All lines in the data bearing the string "每增加一布一涂" should be identified and copied.

[Start of DATA SHOWN]

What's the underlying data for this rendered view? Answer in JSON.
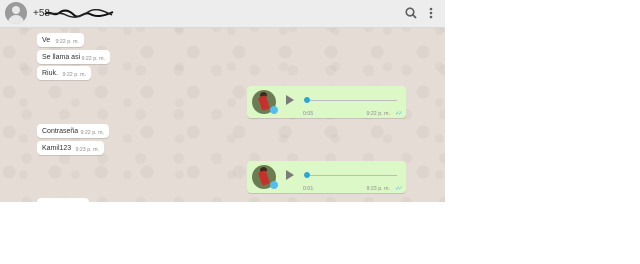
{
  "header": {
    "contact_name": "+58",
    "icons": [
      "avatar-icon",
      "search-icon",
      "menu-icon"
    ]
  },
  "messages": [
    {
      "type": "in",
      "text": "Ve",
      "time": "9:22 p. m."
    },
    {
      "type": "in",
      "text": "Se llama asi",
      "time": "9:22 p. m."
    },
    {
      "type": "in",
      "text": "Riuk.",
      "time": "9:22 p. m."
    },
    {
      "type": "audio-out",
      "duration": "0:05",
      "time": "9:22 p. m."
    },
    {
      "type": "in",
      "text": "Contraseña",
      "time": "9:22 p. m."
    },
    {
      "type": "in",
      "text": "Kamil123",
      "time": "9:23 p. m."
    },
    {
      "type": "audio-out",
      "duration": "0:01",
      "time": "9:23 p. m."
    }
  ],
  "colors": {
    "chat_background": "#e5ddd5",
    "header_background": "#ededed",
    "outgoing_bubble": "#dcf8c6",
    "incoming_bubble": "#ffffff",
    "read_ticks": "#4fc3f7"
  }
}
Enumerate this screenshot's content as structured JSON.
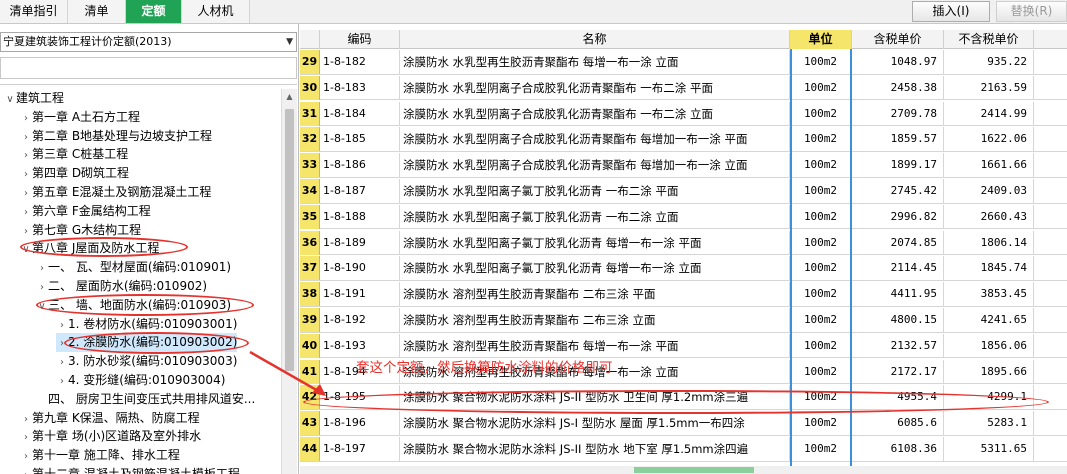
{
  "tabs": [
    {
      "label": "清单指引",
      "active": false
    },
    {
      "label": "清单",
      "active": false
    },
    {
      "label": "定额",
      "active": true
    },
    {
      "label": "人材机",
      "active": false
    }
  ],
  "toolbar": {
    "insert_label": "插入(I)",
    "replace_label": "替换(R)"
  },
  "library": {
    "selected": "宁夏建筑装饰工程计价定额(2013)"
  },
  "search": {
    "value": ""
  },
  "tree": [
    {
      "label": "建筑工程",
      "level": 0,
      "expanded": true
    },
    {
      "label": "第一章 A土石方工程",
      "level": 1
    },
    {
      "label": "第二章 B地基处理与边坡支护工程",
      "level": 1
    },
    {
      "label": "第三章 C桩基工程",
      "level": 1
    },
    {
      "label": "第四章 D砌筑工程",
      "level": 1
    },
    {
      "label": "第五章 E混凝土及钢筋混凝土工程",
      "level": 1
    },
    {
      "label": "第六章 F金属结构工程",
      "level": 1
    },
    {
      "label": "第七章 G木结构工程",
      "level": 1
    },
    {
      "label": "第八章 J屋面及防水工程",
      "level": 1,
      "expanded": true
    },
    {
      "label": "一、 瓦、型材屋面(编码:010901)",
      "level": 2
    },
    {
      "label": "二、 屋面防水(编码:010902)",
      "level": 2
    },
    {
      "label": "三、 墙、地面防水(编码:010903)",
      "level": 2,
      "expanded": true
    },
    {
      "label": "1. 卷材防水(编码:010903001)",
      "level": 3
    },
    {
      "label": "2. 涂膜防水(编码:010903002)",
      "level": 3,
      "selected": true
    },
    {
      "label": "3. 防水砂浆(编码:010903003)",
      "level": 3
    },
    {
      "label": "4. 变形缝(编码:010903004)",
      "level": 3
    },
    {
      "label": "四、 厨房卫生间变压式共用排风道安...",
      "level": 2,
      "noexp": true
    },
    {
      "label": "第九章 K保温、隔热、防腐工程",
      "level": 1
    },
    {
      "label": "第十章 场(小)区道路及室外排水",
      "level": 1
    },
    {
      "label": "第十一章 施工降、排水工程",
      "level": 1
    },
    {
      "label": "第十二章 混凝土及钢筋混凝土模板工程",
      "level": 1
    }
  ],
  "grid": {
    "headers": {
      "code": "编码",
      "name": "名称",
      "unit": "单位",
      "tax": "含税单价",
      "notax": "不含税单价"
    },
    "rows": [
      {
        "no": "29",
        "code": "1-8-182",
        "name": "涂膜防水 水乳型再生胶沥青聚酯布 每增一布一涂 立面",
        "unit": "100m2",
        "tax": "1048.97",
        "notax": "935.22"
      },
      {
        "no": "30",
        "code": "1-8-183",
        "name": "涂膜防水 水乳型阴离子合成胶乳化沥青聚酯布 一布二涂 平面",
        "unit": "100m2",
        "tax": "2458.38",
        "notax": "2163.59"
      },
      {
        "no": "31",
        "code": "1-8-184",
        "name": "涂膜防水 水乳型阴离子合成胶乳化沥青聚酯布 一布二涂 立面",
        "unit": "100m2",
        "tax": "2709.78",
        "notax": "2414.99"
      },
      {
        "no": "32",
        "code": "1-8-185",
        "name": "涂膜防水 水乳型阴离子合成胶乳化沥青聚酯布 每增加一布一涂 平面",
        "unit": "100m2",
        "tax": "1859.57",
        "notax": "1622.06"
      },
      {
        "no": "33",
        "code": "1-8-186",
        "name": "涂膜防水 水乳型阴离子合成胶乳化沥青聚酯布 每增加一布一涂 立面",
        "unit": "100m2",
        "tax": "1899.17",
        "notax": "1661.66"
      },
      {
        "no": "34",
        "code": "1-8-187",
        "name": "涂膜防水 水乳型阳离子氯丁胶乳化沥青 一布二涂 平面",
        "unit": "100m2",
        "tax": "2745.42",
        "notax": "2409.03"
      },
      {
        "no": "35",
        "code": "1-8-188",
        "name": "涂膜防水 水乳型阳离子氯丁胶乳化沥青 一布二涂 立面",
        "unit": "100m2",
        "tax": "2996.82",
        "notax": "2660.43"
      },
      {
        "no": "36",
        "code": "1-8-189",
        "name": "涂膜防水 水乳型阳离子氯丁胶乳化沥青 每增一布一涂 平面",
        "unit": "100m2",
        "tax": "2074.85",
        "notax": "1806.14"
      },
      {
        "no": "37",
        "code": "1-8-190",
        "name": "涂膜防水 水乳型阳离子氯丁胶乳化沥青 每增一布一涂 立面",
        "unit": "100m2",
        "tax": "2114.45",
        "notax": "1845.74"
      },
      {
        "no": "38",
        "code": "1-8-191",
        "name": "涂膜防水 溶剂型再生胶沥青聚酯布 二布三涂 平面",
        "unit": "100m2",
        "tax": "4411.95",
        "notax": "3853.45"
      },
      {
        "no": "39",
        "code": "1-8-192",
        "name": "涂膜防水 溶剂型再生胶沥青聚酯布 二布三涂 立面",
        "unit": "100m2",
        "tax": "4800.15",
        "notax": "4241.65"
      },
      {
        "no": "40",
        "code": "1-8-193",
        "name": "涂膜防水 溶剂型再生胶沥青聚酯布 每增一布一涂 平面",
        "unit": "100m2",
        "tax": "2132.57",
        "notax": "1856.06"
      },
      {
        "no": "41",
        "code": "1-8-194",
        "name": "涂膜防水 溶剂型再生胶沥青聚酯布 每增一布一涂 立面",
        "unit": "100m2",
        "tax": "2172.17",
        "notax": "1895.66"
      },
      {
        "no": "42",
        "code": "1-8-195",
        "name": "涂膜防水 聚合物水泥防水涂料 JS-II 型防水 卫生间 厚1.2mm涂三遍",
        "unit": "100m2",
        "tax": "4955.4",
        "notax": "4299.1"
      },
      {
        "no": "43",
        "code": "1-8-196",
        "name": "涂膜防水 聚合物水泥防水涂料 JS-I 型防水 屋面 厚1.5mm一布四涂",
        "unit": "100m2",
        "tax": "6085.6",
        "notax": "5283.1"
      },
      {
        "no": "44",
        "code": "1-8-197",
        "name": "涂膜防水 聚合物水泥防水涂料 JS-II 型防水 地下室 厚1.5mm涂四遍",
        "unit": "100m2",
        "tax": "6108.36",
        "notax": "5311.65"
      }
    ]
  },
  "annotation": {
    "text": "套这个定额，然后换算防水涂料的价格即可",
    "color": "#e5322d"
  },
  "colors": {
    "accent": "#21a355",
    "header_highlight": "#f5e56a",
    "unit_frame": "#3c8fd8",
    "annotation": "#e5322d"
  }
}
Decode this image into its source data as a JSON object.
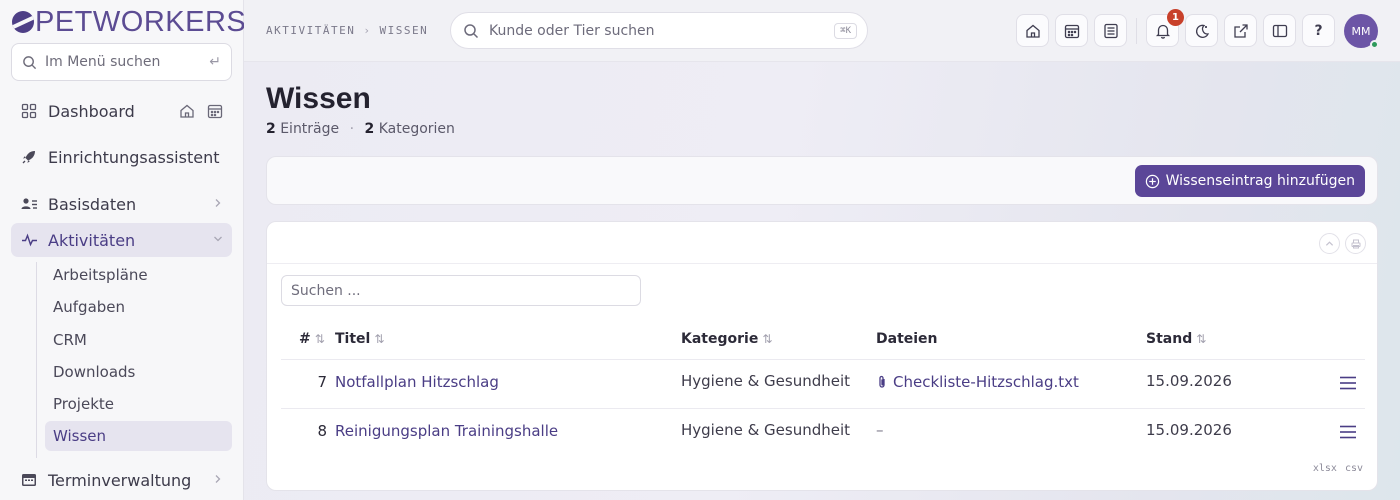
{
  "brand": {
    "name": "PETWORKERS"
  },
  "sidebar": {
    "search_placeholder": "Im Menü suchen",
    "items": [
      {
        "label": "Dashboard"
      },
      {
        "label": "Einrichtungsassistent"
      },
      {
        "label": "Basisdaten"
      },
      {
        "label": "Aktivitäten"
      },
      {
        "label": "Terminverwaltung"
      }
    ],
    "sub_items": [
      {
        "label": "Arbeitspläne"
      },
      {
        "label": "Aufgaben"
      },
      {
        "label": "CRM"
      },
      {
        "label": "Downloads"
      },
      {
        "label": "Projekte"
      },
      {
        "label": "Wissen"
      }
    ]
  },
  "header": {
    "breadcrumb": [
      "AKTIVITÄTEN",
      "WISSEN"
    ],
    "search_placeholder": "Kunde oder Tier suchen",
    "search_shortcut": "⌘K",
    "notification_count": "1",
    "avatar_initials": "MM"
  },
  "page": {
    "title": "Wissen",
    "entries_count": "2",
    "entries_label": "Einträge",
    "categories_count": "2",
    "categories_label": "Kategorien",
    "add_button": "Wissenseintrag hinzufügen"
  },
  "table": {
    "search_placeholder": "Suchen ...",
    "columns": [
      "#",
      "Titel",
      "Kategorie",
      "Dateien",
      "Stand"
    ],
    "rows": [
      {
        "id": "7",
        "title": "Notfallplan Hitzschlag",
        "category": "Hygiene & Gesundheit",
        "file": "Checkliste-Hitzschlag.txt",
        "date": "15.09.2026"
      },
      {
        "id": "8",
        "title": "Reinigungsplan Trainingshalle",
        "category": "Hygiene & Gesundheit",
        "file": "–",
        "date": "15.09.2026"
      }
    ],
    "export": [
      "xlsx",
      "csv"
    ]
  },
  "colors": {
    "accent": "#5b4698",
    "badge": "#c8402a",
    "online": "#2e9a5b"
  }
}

[End of DATA SHOWN]

* **COMPLETED TASK**:
        "name": "涂膜防水 水乳型阴离子合成胶乳化沥青聚酯布 每增加一布一涂 平面",
        "name": "涂膜防水 水乳型阴离子合成胶乳化沥青聚酯布 每增加一布一涂 立面",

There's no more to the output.